Say how many lines contain the string "this". Give no other output.
-=-=-
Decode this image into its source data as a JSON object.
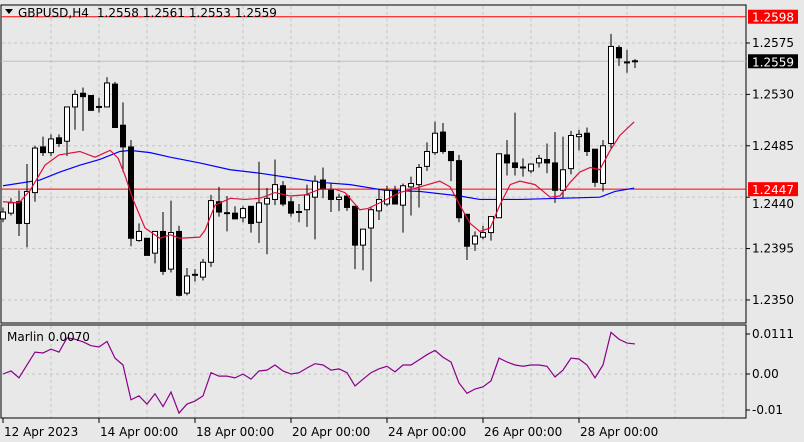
{
  "header": {
    "symbol": "GBPUSD,H4",
    "open": "1.2558",
    "high": "1.2561",
    "low": "1.2553",
    "close": "1.2559",
    "menu_icon": "triangle-down-icon"
  },
  "price_axis": {
    "labels": [
      "1.2575",
      "1.2530",
      "1.2485",
      "1.2440",
      "1.2395",
      "1.2350"
    ],
    "values": [
      1.2575,
      1.253,
      1.2485,
      1.244,
      1.2395,
      1.235
    ]
  },
  "levels": {
    "upper": {
      "label": "1.2598",
      "value": 1.2598,
      "color": "#ff0000"
    },
    "lower": {
      "label": "1.2447",
      "value": 1.2447,
      "color": "#ff0000"
    },
    "bid": {
      "label": "1.2559",
      "value": 1.2559
    }
  },
  "time_axis": [
    "12 Apr 2023",
    "14 Apr 00:00",
    "18 Apr 00:00",
    "20 Apr 00:00",
    "24 Apr 00:00",
    "26 Apr 00:00",
    "28 Apr 00:00"
  ],
  "time_axis_bar_index": [
    0,
    12,
    24,
    36,
    48,
    60,
    72
  ],
  "indicator": {
    "name": "Marlin",
    "value": "0.0070",
    "axis_labels": [
      "0.0111",
      "0.00",
      "-0.01"
    ],
    "color": "#8b008b"
  },
  "colors": {
    "ma_fast": "#e0103a",
    "ma_slow": "#0000ff",
    "bull": "#ffffff",
    "bear": "#000000"
  },
  "chart_data": {
    "type": "candlestick",
    "ohlc": [
      [
        1.2421,
        1.2431,
        1.2418,
        1.2427
      ],
      [
        1.2426,
        1.2439,
        1.2424,
        1.2435
      ],
      [
        1.2436,
        1.2446,
        1.2406,
        1.2417
      ],
      [
        1.2417,
        1.2469,
        1.2396,
        1.2445
      ],
      [
        1.2444,
        1.2485,
        1.2436,
        1.2483
      ],
      [
        1.2484,
        1.2493,
        1.2476,
        1.2479
      ],
      [
        1.2479,
        1.2495,
        1.2476,
        1.2491
      ],
      [
        1.2492,
        1.2495,
        1.2484,
        1.2487
      ],
      [
        1.2489,
        1.2519,
        1.2476,
        1.2519
      ],
      [
        1.2519,
        1.2534,
        1.2499,
        1.253
      ],
      [
        1.2531,
        1.2536,
        1.2498,
        1.2528
      ],
      [
        1.2529,
        1.2529,
        1.2516,
        1.2516
      ],
      [
        1.2519,
        1.2527,
        1.2514,
        1.2518
      ],
      [
        1.2519,
        1.2545,
        1.2519,
        1.254
      ],
      [
        1.2539,
        1.2541,
        1.2501,
        1.2501
      ],
      [
        1.2503,
        1.2523,
        1.2462,
        1.2484
      ],
      [
        1.2484,
        1.249,
        1.2397,
        1.2404
      ],
      [
        1.2402,
        1.2417,
        1.2401,
        1.241
      ],
      [
        1.2404,
        1.2404,
        1.2389,
        1.2389
      ],
      [
        1.2391,
        1.241,
        1.2382,
        1.241
      ],
      [
        1.241,
        1.2427,
        1.2372,
        1.2375
      ],
      [
        1.2377,
        1.2437,
        1.2374,
        1.2409
      ],
      [
        1.241,
        1.2415,
        1.2353,
        1.2354
      ],
      [
        1.2356,
        1.2378,
        1.2354,
        1.2371
      ],
      [
        1.2371,
        1.2377,
        1.2366,
        1.2372
      ],
      [
        1.237,
        1.2386,
        1.2367,
        1.2383
      ],
      [
        1.2383,
        1.2442,
        1.2379,
        1.2437
      ],
      [
        1.2436,
        1.2449,
        1.2423,
        1.2427
      ],
      [
        1.2426,
        1.2441,
        1.241,
        1.2425
      ],
      [
        1.2426,
        1.2432,
        1.2421,
        1.2421
      ],
      [
        1.2422,
        1.2432,
        1.2418,
        1.243
      ],
      [
        1.2432,
        1.2432,
        1.2409,
        1.2417
      ],
      [
        1.2418,
        1.2471,
        1.24,
        1.2435
      ],
      [
        1.2434,
        1.2448,
        1.239,
        1.2439
      ],
      [
        1.2438,
        1.2473,
        1.2433,
        1.2451
      ],
      [
        1.245,
        1.2454,
        1.2432,
        1.2434
      ],
      [
        1.2436,
        1.244,
        1.2423,
        1.2426
      ],
      [
        1.2427,
        1.2434,
        1.2418,
        1.2427
      ],
      [
        1.2429,
        1.2451,
        1.2414,
        1.2442
      ],
      [
        1.244,
        1.2459,
        1.2403,
        1.2454
      ],
      [
        1.2455,
        1.2466,
        1.2439,
        1.2447
      ],
      [
        1.2447,
        1.2452,
        1.2427,
        1.2438
      ],
      [
        1.2438,
        1.2443,
        1.2428,
        1.244
      ],
      [
        1.2441,
        1.2443,
        1.2428,
        1.2431
      ],
      [
        1.2432,
        1.2432,
        1.2377,
        1.2398
      ],
      [
        1.2398,
        1.2412,
        1.2376,
        1.2412
      ],
      [
        1.2413,
        1.2431,
        1.2366,
        1.2429
      ],
      [
        1.2428,
        1.2447,
        1.242,
        1.2438
      ],
      [
        1.2434,
        1.245,
        1.2432,
        1.2446
      ],
      [
        1.2446,
        1.245,
        1.2434,
        1.2434
      ],
      [
        1.2433,
        1.2452,
        1.2409,
        1.245
      ],
      [
        1.2449,
        1.2458,
        1.2424,
        1.2452
      ],
      [
        1.2451,
        1.2469,
        1.2431,
        1.2466
      ],
      [
        1.2467,
        1.2488,
        1.2463,
        1.248
      ],
      [
        1.2479,
        1.2506,
        1.2477,
        1.2496
      ],
      [
        1.2497,
        1.2505,
        1.2478,
        1.248
      ],
      [
        1.248,
        1.248,
        1.2454,
        1.2472
      ],
      [
        1.2472,
        1.2477,
        1.2418,
        1.2422
      ],
      [
        1.2425,
        1.2425,
        1.2385,
        1.2397
      ],
      [
        1.2399,
        1.241,
        1.2393,
        1.2406
      ],
      [
        1.2405,
        1.2415,
        1.2403,
        1.2409
      ],
      [
        1.2409,
        1.2423,
        1.2402,
        1.2423
      ],
      [
        1.2422,
        1.2478,
        1.2422,
        1.2478
      ],
      [
        1.2477,
        1.249,
        1.2459,
        1.247
      ],
      [
        1.247,
        1.2514,
        1.2459,
        1.2466
      ],
      [
        1.2466,
        1.2474,
        1.2458,
        1.2465
      ],
      [
        1.2463,
        1.2469,
        1.2461,
        1.2469
      ],
      [
        1.247,
        1.2477,
        1.2466,
        1.2474
      ],
      [
        1.2473,
        1.2487,
        1.2461,
        1.247
      ],
      [
        1.247,
        1.2497,
        1.2435,
        1.2446
      ],
      [
        1.2446,
        1.2493,
        1.2439,
        1.2464
      ],
      [
        1.2465,
        1.2498,
        1.246,
        1.2494
      ],
      [
        1.2493,
        1.2499,
        1.2481,
        1.2495
      ],
      [
        1.2496,
        1.2501,
        1.2476,
        1.248
      ],
      [
        1.2482,
        1.2482,
        1.2449,
        1.2453
      ],
      [
        1.2452,
        1.249,
        1.2445,
        1.2485
      ],
      [
        1.2487,
        1.2583,
        1.2483,
        1.2572
      ],
      [
        1.2571,
        1.2573,
        1.2555,
        1.2562
      ],
      [
        1.2557,
        1.2569,
        1.2549,
        1.2558
      ],
      [
        1.2558,
        1.2561,
        1.2553,
        1.2559
      ]
    ],
    "ma_fast": [
      [
        0,
        1.2436
      ],
      [
        2,
        1.2435
      ],
      [
        3.4,
        1.2446
      ],
      [
        5.25,
        1.2468
      ],
      [
        7,
        1.2477
      ],
      [
        9.6,
        1.248
      ],
      [
        11.5,
        1.2475
      ],
      [
        13.4,
        1.2481
      ],
      [
        14.4,
        1.2474
      ],
      [
        15.25,
        1.2459
      ],
      [
        16.25,
        1.2438
      ],
      [
        17.75,
        1.2413
      ],
      [
        19.6,
        1.2404
      ],
      [
        20.9,
        1.2407
      ],
      [
        22.1,
        1.2404
      ],
      [
        24.6,
        1.2405
      ],
      [
        25.25,
        1.2411
      ],
      [
        26.5,
        1.2433
      ],
      [
        28.4,
        1.2439
      ],
      [
        30.25,
        1.2438
      ],
      [
        32.1,
        1.2439
      ],
      [
        34,
        1.2444
      ],
      [
        35.9,
        1.2441
      ],
      [
        37.75,
        1.2442
      ],
      [
        39.6,
        1.2447
      ],
      [
        41.5,
        1.2447
      ],
      [
        42.75,
        1.2444
      ],
      [
        44.6,
        1.2429
      ],
      [
        45.6,
        1.243
      ],
      [
        47.1,
        1.2435
      ],
      [
        49.6,
        1.2444
      ],
      [
        52.1,
        1.2449
      ],
      [
        54.6,
        1.2454
      ],
      [
        55.9,
        1.2449
      ],
      [
        57.1,
        1.2433
      ],
      [
        58.4,
        1.2417
      ],
      [
        59.6,
        1.241
      ],
      [
        60.9,
        1.2413
      ],
      [
        62.1,
        1.2433
      ],
      [
        63.4,
        1.2451
      ],
      [
        64.6,
        1.2454
      ],
      [
        66.5,
        1.2451
      ],
      [
        68.4,
        1.244
      ],
      [
        69.6,
        1.2441
      ],
      [
        70.9,
        1.2453
      ],
      [
        72.1,
        1.2462
      ],
      [
        73.4,
        1.2466
      ],
      [
        74.6,
        1.2464
      ],
      [
        75.9,
        1.2481
      ],
      [
        77.1,
        1.2494
      ],
      [
        78.9,
        1.2506
      ]
    ],
    "ma_slow": [
      [
        0,
        1.245
      ],
      [
        4.6,
        1.2455
      ],
      [
        7.1,
        1.2462
      ],
      [
        9.6,
        1.2468
      ],
      [
        12.1,
        1.2473
      ],
      [
        14.6,
        1.248
      ],
      [
        15.9,
        1.2481
      ],
      [
        18.4,
        1.2479
      ],
      [
        20.9,
        1.2475
      ],
      [
        24.6,
        1.247
      ],
      [
        28.4,
        1.2464
      ],
      [
        32.1,
        1.2461
      ],
      [
        35.9,
        1.2457
      ],
      [
        39.6,
        1.2453
      ],
      [
        43.4,
        1.2451
      ],
      [
        47.75,
        1.2446
      ],
      [
        52.1,
        1.2445
      ],
      [
        57.1,
        1.2441
      ],
      [
        59.6,
        1.2438
      ],
      [
        64.6,
        1.2438
      ],
      [
        69.6,
        1.2439
      ],
      [
        74.6,
        1.244
      ],
      [
        76.5,
        1.2445
      ],
      [
        78.9,
        1.2448
      ]
    ],
    "marlin": [
      0.0,
      0.0007,
      -0.0009,
      0.0021,
      0.0051,
      0.0049,
      0.0058,
      0.0051,
      0.0084,
      0.0081,
      0.0075,
      0.0066,
      0.0063,
      0.0076,
      0.0037,
      0.0021,
      -0.006,
      -0.0051,
      -0.007,
      -0.0046,
      -0.0076,
      -0.0042,
      -0.0091,
      -0.007,
      -0.0063,
      -0.0051,
      0.0003,
      -0.0005,
      -0.0005,
      -0.0009,
      0.0,
      -0.0012,
      0.0007,
      0.0009,
      0.0021,
      0.0007,
      0.0,
      0.0003,
      0.0014,
      0.0024,
      0.0021,
      0.0009,
      0.0012,
      0.0003,
      -0.0028,
      -0.0012,
      0.0003,
      0.0012,
      0.0018,
      0.0005,
      0.0021,
      0.0021,
      0.0033,
      0.0045,
      0.0055,
      0.0039,
      0.0028,
      -0.0021,
      -0.0045,
      -0.0035,
      -0.003,
      -0.0016,
      0.0037,
      0.0028,
      0.0021,
      0.0018,
      0.0021,
      0.0021,
      0.0018,
      -0.0007,
      0.0009,
      0.0037,
      0.0035,
      0.0021,
      -0.0009,
      0.0021,
      0.0097,
      0.0081,
      0.0072,
      0.007
    ],
    "price_range": [
      1.234,
      1.261
    ],
    "marlin_range": [
      -0.0103,
      0.0112
    ]
  }
}
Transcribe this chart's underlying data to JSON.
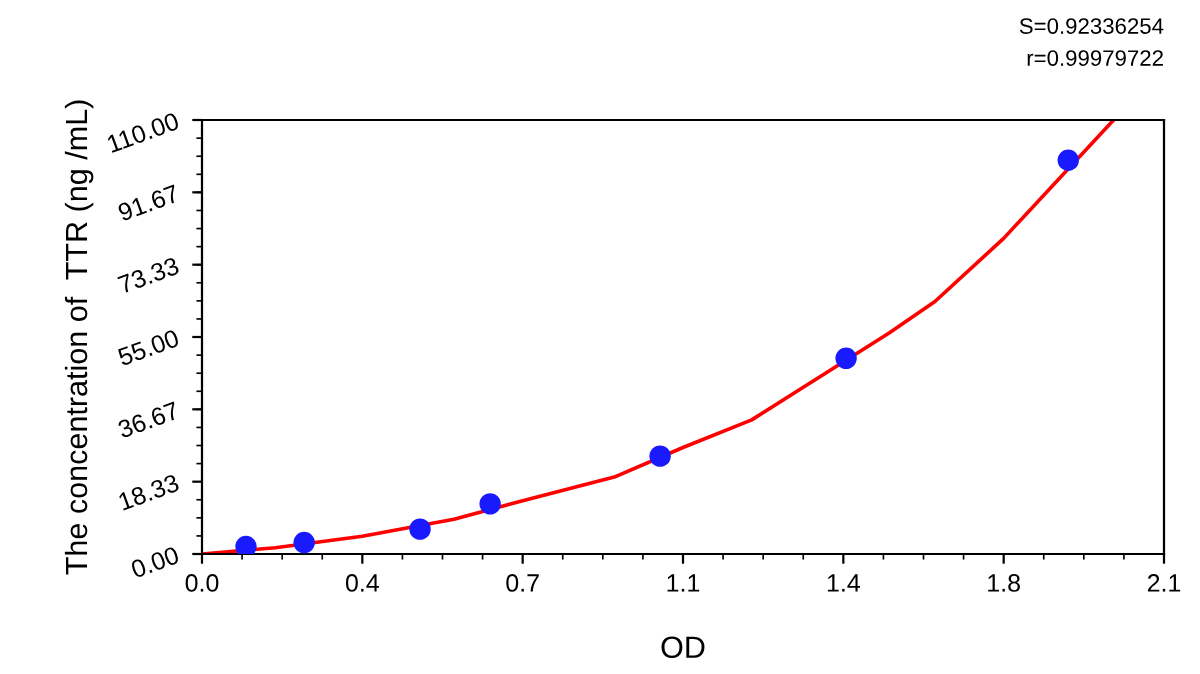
{
  "chart_data": {
    "type": "scatter",
    "xlabel": "OD",
    "ylabel": "The concentration of  TTR (ng /mL)",
    "annotations": [
      "S=0.92336254",
      "r=0.99979722"
    ],
    "xlim": [
      0,
      2.1
    ],
    "xticks": [
      {
        "value": 0,
        "label": "0.0"
      },
      {
        "value": 0.35,
        "label": "0.4"
      },
      {
        "value": 0.7,
        "label": "0.7"
      },
      {
        "value": 1.05,
        "label": "1.1"
      },
      {
        "value": 1.4,
        "label": "1.4"
      },
      {
        "value": 1.75,
        "label": "1.8"
      },
      {
        "value": 2.1,
        "label": "2.1"
      }
    ],
    "ylim": [
      0,
      110
    ],
    "yticks": [
      {
        "value": 0,
        "label": "0.00"
      },
      {
        "value": 18.33,
        "label": "18.33"
      },
      {
        "value": 36.67,
        "label": "36.67"
      },
      {
        "value": 55,
        "label": "55.00"
      },
      {
        "value": 73.33,
        "label": "73.33"
      },
      {
        "value": 91.67,
        "label": "91.67"
      },
      {
        "value": 110,
        "label": "110.00"
      }
    ],
    "grid": false,
    "legend": false,
    "series": [
      {
        "type": "line",
        "color": "#ff0000",
        "x": [
          0,
          0.16,
          0.35,
          0.55,
          0.7,
          0.9,
          1.05,
          1.2,
          1.5,
          1.6,
          1.75,
          1.99
        ],
        "values": [
          0,
          1.6,
          4.5,
          8.8,
          13.5,
          19.5,
          27,
          34,
          56,
          64,
          80,
          110
        ]
      },
      {
        "color": "#1a1aff",
        "marker": "circle",
        "x": [
          0.096,
          0.223,
          0.476,
          0.629,
          1.0,
          1.406,
          1.891
        ],
        "values": [
          1.9,
          2.9,
          6.3,
          12.7,
          24.8,
          49.6,
          99.8
        ]
      }
    ]
  }
}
-=-=-
▶ _WORKED SOLUTION_
2